__Figure dataset records__.

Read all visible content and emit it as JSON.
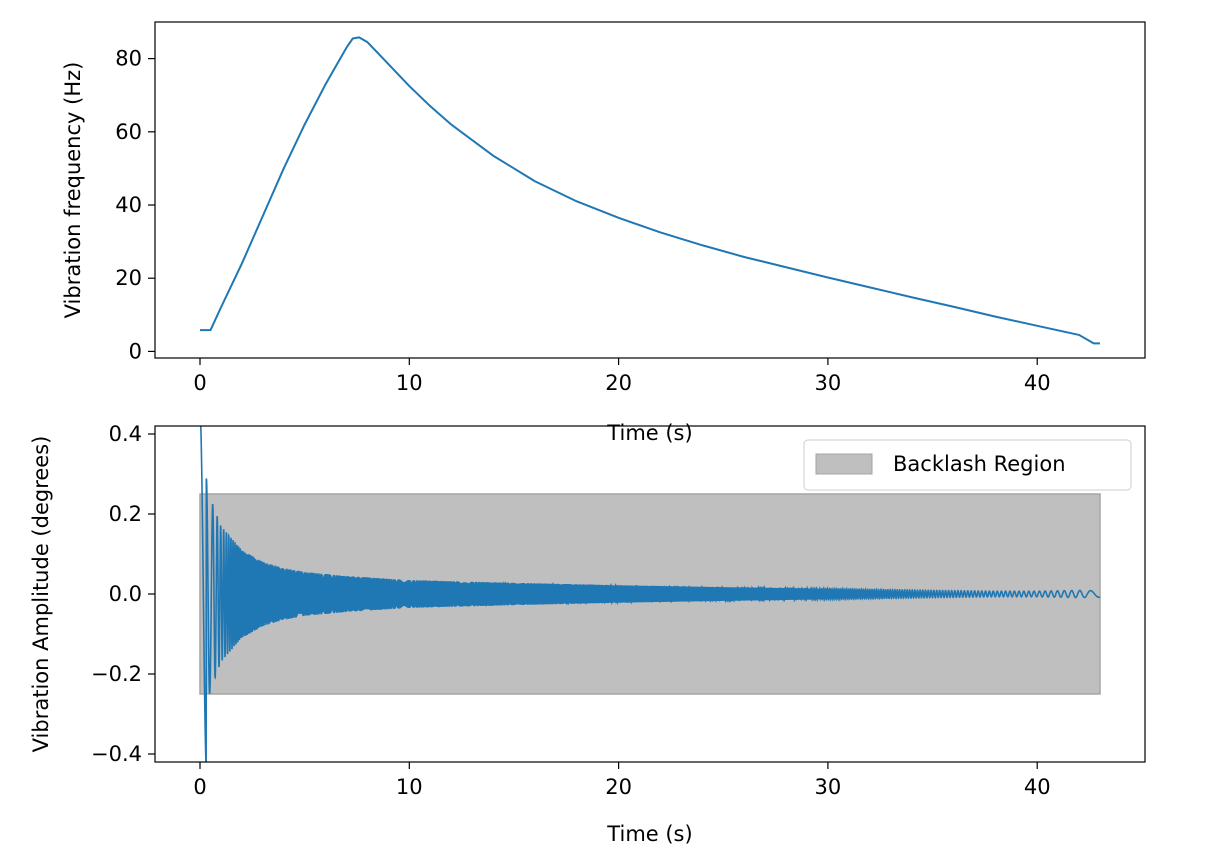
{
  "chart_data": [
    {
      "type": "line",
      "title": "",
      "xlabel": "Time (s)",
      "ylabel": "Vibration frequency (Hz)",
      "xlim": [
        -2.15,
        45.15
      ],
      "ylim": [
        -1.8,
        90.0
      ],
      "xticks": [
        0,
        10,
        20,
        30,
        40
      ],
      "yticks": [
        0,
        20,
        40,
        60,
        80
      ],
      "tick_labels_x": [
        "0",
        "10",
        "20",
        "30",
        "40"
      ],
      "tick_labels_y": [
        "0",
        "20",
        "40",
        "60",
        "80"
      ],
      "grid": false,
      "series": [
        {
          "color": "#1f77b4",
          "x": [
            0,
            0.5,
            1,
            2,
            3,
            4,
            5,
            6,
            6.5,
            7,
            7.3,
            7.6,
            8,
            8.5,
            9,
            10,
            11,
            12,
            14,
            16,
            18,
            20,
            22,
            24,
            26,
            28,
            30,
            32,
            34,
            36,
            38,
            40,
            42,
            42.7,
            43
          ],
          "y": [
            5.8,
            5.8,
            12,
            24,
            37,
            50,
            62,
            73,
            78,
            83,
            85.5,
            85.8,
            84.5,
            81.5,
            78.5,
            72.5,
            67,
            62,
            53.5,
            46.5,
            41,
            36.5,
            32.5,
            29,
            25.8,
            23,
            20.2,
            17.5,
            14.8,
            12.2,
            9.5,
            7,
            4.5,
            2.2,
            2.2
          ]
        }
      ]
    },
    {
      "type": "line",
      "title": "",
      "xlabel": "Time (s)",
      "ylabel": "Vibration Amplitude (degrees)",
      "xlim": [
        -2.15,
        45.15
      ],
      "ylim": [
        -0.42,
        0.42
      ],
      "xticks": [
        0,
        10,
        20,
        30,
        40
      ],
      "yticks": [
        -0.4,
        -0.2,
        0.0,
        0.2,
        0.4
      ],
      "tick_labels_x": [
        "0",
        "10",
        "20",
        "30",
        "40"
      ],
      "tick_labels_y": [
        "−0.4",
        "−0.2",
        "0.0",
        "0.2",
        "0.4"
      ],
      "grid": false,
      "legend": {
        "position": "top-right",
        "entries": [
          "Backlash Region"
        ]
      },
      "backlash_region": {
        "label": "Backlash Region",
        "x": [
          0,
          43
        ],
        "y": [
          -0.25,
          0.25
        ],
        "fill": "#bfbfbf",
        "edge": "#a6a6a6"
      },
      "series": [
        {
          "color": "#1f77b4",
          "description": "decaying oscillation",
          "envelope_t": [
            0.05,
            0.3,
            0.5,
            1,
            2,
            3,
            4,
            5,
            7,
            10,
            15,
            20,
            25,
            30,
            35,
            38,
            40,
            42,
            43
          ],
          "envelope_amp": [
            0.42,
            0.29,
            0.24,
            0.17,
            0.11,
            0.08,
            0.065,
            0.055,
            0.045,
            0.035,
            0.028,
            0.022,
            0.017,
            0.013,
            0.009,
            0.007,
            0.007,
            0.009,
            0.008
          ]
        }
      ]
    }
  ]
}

__Instructions to follow__. Pictures are excluded; output everything else in the data verbatim.

__Problem solution__.
Read all visible content and emit it as JSON.
{
  "chart_data": [
    {
      "type": "line",
      "title": "",
      "xlabel": "Time (s)",
      "ylabel": "Vibration frequency (Hz)",
      "xlim": [
        -2.15,
        45.15
      ],
      "ylim": [
        -1.8,
        90.0
      ],
      "xticks": [
        0,
        10,
        20,
        30,
        40
      ],
      "yticks": [
        0,
        20,
        40,
        60,
        80
      ],
      "tick_labels_x": [
        "0",
        "10",
        "20",
        "30",
        "40"
      ],
      "tick_labels_y": [
        "0",
        "20",
        "40",
        "60",
        "80"
      ],
      "grid": false,
      "series": [
        {
          "color": "#1f77b4",
          "x": [
            0,
            0.5,
            1,
            2,
            3,
            4,
            5,
            6,
            6.5,
            7,
            7.3,
            7.6,
            8,
            8.5,
            9,
            10,
            11,
            12,
            14,
            16,
            18,
            20,
            22,
            24,
            26,
            28,
            30,
            32,
            34,
            36,
            38,
            40,
            42,
            42.7,
            43
          ],
          "y": [
            5.8,
            5.8,
            12,
            24,
            37,
            50,
            62,
            73,
            78,
            83,
            85.5,
            85.8,
            84.5,
            81.5,
            78.5,
            72.5,
            67,
            62,
            53.5,
            46.5,
            41,
            36.5,
            32.5,
            29,
            25.8,
            23,
            20.2,
            17.5,
            14.8,
            12.2,
            9.5,
            7,
            4.5,
            2.2,
            2.2
          ]
        }
      ]
    },
    {
      "type": "line",
      "title": "",
      "xlabel": "Time (s)",
      "ylabel": "Vibration Amplitude (degrees)",
      "xlim": [
        -2.15,
        45.15
      ],
      "ylim": [
        -0.42,
        0.42
      ],
      "xticks": [
        0,
        10,
        20,
        30,
        40
      ],
      "yticks": [
        -0.4,
        -0.2,
        0.0,
        0.2,
        0.4
      ],
      "tick_labels_x": [
        "0",
        "10",
        "20",
        "30",
        "40"
      ],
      "tick_labels_y": [
        "−0.4",
        "−0.2",
        "0.0",
        "0.2",
        "0.4"
      ],
      "grid": false,
      "legend": {
        "position": "top-right",
        "entries": [
          "Backlash Region"
        ]
      },
      "backlash_region": {
        "label": "Backlash Region",
        "x": [
          0,
          43
        ],
        "y": [
          -0.25,
          0.25
        ],
        "fill": "#bfbfbf",
        "edge": "#a6a6a6"
      },
      "series": [
        {
          "color": "#1f77b4",
          "description": "decaying oscillation",
          "envelope_t": [
            0.05,
            0.3,
            0.5,
            1,
            2,
            3,
            4,
            5,
            7,
            10,
            15,
            20,
            25,
            30,
            35,
            38,
            40,
            42,
            43
          ],
          "envelope_amp": [
            0.42,
            0.29,
            0.24,
            0.17,
            0.11,
            0.08,
            0.065,
            0.055,
            0.045,
            0.035,
            0.028,
            0.022,
            0.017,
            0.013,
            0.009,
            0.007,
            0.007,
            0.009,
            0.008
          ]
        }
      ]
    }
  ]
}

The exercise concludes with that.